Problem requirements: Provide only the number of lines where "Other" occurs.

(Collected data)
* * * * *
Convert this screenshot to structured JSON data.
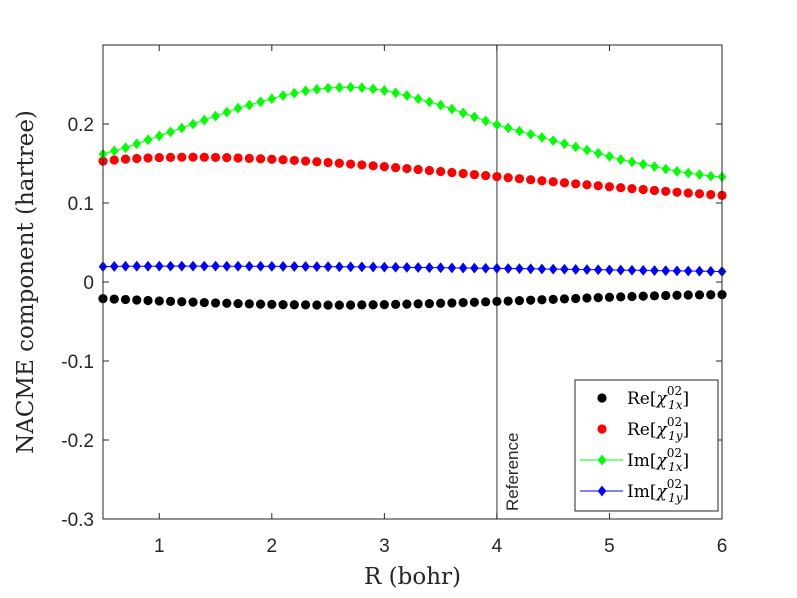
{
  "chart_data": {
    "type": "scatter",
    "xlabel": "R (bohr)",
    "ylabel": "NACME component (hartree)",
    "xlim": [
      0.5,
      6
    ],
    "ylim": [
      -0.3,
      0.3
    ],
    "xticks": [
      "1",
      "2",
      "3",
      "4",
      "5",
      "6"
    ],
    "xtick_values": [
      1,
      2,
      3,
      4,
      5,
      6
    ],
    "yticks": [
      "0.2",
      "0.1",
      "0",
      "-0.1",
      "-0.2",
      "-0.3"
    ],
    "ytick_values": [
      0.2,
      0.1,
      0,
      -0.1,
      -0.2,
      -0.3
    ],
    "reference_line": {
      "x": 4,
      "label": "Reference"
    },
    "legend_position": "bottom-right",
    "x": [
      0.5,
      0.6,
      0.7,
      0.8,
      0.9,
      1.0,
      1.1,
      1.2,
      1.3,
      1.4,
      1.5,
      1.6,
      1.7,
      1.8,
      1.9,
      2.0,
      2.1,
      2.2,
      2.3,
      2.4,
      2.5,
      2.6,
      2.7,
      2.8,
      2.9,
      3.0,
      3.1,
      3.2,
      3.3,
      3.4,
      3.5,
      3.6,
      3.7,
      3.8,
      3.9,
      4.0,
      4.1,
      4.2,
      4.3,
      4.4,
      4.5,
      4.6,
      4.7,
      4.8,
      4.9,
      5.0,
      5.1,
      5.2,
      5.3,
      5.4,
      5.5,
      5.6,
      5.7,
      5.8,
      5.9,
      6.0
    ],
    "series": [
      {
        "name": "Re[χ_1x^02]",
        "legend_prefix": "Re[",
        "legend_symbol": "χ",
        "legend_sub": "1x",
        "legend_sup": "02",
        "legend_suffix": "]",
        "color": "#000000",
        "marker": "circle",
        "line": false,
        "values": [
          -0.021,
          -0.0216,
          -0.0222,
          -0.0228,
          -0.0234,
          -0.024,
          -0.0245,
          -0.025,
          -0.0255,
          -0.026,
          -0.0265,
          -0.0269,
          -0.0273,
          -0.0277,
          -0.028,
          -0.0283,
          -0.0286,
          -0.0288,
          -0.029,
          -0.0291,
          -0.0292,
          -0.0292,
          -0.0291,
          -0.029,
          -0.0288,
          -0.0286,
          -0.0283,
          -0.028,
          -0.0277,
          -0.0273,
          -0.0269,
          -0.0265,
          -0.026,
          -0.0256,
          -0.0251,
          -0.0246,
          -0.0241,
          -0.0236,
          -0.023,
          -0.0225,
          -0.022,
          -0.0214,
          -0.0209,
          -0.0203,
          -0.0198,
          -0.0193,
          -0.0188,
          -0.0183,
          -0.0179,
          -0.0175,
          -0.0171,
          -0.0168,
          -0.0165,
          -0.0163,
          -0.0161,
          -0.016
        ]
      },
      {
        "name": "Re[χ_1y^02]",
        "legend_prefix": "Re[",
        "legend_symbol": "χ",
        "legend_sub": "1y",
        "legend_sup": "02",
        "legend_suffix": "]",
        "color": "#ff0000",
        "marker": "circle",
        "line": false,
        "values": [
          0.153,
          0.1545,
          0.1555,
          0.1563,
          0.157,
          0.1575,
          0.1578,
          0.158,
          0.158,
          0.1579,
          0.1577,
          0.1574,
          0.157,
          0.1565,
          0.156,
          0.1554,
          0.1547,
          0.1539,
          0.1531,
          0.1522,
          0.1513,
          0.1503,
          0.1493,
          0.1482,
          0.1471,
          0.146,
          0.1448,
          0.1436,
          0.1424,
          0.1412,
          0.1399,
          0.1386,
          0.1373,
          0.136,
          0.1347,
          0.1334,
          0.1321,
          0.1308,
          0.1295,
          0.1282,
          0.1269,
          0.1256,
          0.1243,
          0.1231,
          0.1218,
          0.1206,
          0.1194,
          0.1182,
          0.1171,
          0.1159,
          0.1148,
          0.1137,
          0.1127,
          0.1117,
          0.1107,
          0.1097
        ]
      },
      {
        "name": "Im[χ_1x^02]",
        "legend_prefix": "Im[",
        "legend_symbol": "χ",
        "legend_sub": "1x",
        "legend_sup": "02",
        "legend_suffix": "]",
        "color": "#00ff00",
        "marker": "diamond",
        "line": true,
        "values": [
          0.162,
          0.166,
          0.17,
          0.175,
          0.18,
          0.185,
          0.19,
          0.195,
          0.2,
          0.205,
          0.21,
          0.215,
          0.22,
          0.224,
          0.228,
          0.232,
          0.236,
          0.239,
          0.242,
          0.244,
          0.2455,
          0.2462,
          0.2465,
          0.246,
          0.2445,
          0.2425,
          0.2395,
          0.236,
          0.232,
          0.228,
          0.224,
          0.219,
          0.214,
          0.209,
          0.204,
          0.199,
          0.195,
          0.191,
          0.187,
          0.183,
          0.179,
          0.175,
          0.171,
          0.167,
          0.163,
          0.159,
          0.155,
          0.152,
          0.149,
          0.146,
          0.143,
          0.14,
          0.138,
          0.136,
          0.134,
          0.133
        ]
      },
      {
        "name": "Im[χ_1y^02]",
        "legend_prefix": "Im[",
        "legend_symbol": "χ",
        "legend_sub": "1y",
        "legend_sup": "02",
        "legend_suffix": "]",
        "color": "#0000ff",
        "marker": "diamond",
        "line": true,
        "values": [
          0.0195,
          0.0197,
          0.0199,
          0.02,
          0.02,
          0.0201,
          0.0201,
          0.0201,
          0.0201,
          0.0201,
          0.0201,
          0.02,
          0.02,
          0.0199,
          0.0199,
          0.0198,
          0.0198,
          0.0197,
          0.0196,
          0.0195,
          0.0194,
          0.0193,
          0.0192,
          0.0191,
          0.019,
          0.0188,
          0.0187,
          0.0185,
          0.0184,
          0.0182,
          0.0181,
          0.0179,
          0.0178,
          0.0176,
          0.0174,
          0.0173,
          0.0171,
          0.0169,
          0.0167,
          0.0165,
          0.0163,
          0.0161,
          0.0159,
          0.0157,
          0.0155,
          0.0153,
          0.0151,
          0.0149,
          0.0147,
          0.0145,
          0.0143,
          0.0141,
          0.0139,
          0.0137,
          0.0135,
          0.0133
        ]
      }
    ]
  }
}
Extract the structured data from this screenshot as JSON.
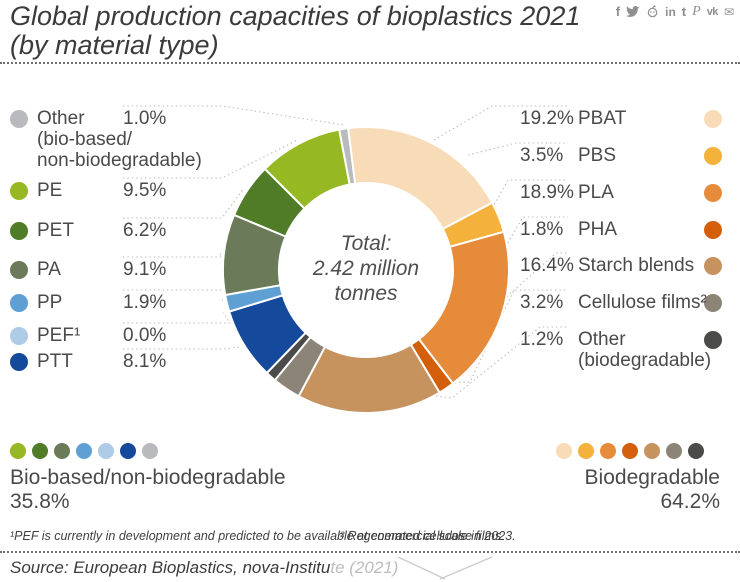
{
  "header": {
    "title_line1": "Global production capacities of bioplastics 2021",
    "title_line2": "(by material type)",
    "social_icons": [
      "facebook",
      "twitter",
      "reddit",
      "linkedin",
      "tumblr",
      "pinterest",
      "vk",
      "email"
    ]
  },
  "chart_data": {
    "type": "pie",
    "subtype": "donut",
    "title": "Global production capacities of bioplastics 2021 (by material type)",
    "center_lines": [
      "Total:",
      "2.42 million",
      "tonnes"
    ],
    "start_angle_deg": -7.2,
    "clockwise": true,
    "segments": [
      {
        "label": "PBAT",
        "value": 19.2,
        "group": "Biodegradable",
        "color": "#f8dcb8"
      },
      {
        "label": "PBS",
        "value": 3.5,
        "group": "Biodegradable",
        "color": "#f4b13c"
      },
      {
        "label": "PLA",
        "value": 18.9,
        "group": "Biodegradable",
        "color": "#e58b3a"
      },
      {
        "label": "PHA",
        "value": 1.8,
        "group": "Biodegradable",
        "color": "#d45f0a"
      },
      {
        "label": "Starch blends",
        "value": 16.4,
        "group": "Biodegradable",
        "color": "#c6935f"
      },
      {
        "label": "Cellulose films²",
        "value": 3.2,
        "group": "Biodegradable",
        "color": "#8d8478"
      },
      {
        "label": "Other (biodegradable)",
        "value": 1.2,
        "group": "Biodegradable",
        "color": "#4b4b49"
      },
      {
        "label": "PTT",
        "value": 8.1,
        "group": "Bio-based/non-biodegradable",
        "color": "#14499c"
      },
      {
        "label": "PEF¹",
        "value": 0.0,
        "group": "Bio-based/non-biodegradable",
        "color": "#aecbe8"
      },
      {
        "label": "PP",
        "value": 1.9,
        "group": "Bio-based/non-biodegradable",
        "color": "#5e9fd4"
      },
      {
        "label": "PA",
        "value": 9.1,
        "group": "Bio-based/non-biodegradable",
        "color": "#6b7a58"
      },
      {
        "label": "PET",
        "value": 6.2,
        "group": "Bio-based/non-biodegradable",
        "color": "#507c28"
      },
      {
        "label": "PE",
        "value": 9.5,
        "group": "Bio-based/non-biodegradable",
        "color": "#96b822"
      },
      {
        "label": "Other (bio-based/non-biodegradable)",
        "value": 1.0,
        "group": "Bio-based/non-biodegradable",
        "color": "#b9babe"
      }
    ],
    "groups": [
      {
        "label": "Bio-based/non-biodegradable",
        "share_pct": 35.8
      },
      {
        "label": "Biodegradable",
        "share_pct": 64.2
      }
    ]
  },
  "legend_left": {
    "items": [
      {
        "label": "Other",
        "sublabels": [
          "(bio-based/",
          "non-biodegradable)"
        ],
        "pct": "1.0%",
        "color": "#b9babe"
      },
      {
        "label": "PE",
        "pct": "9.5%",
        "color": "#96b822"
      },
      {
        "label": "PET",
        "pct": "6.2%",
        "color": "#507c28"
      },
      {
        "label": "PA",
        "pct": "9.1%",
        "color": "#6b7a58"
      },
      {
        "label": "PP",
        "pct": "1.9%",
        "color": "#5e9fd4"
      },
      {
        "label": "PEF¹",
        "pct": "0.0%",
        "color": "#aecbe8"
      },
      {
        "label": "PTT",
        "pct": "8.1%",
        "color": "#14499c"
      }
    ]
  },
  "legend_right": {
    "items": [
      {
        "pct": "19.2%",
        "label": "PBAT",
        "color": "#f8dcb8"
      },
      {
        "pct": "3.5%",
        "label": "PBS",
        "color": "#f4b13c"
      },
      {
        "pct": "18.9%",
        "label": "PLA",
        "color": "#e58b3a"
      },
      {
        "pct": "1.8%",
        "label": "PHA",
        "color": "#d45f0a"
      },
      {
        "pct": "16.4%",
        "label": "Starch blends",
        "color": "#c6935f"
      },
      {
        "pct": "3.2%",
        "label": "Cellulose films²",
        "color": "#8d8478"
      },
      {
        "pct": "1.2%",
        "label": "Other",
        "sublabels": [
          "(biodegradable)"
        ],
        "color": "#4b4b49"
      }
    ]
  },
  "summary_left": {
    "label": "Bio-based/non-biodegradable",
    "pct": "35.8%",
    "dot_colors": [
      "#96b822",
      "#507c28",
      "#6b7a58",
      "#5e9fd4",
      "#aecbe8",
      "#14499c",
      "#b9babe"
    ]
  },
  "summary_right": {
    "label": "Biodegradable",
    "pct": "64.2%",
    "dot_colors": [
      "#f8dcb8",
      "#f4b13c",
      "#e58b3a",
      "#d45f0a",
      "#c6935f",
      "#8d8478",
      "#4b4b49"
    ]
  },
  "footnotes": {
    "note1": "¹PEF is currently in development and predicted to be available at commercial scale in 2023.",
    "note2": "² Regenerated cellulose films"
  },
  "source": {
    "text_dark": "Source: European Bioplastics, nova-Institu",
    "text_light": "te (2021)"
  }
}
* * * * *
Response to the exercise: 4